Material.
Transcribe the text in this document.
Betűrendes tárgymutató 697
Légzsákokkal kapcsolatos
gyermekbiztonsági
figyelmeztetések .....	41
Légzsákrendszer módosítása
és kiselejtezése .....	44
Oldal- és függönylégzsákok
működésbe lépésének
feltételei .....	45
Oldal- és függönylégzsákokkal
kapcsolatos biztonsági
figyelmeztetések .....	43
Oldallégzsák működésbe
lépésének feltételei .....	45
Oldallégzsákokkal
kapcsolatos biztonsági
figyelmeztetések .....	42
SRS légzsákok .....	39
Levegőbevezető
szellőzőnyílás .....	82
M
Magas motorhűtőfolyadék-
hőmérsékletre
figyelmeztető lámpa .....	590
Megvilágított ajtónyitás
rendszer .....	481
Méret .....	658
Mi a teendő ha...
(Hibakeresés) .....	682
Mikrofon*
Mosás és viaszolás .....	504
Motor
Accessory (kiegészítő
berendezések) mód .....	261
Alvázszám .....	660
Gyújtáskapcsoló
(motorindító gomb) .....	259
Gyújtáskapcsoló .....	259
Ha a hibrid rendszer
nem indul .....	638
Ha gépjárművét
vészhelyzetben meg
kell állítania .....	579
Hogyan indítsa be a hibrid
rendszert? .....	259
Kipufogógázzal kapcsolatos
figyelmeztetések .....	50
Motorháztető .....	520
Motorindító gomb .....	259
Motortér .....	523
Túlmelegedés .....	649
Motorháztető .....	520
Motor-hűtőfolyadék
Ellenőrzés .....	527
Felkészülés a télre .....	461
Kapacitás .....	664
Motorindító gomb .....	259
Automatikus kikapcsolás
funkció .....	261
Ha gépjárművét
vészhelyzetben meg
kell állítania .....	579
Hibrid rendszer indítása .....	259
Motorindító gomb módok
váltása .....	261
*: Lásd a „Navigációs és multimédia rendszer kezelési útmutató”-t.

Stated task. Copy each entry exactly, with nothing added or dropped.

Output for this task.
Transcribe the text in this document.
Betűrendes tárgymutató 697
Légzsákokkal kapcsolatos
gyermekbiztonsági
figyelmeztetések .....	41
Légzsákrendszer módosítása
és kiselejtezése .....	44
Oldal- és függönylégzsákok
működésbe lépésének
feltételei .....	45
Oldal- és függönylégzsákokkal
kapcsolatos biztonsági
figyelmeztetések .....	43
Oldallégzsák működésbe
lépésének feltételei .....	45
Oldallégzsákokkal
kapcsolatos biztonsági
figyelmeztetések .....	42
SRS légzsákok .....	39
Levegőbevezető
szellőzőnyílás .....	82
M
Magas motorhűtőfolyadék-
hőmérsékletre
figyelmeztető lámpa .....	590
Megvilágított ajtónyitás
rendszer .....	481
Méret .....	658
Mi a teendő ha...
(Hibakeresés) .....	682
Mikrofon*
Mosás és viaszolás .....	504
Motor
Accessory (kiegészítő
berendezések) mód .....	261
Alvázszám .....	660
Gyújtáskapcsoló
(motorindító gomb) .....	259
Gyújtáskapcsoló .....	259
Ha a hibrid rendszer
nem indul .....	638
Ha gépjárművét
vészhelyzetben meg
kell állítania .....	579
Hogyan indítsa be a hibrid
rendszert? .....	259
Kipufogógázzal kapcsolatos
figyelmeztetések .....	50
Motorháztető .....	520
Motorindító gomb .....	259
Motortér .....	523
Túlmelegedés .....	649
Motorháztető .....	520
Motor-hűtőfolyadék
Ellenőrzés .....	527
Felkészülés a télre .....	461
Kapacitás .....	664
Motorindító gomb .....	259
Automatikus kikapcsolás
funkció .....	261
Ha gépjárművét
vészhelyzetben meg
kell állítania .....	579
Hibrid rendszer indítása .....	259
Motorindító gomb módok
váltása .....	261
*: Lásd a „Navigációs és multimédia rendszer kezelési útmutató”-t.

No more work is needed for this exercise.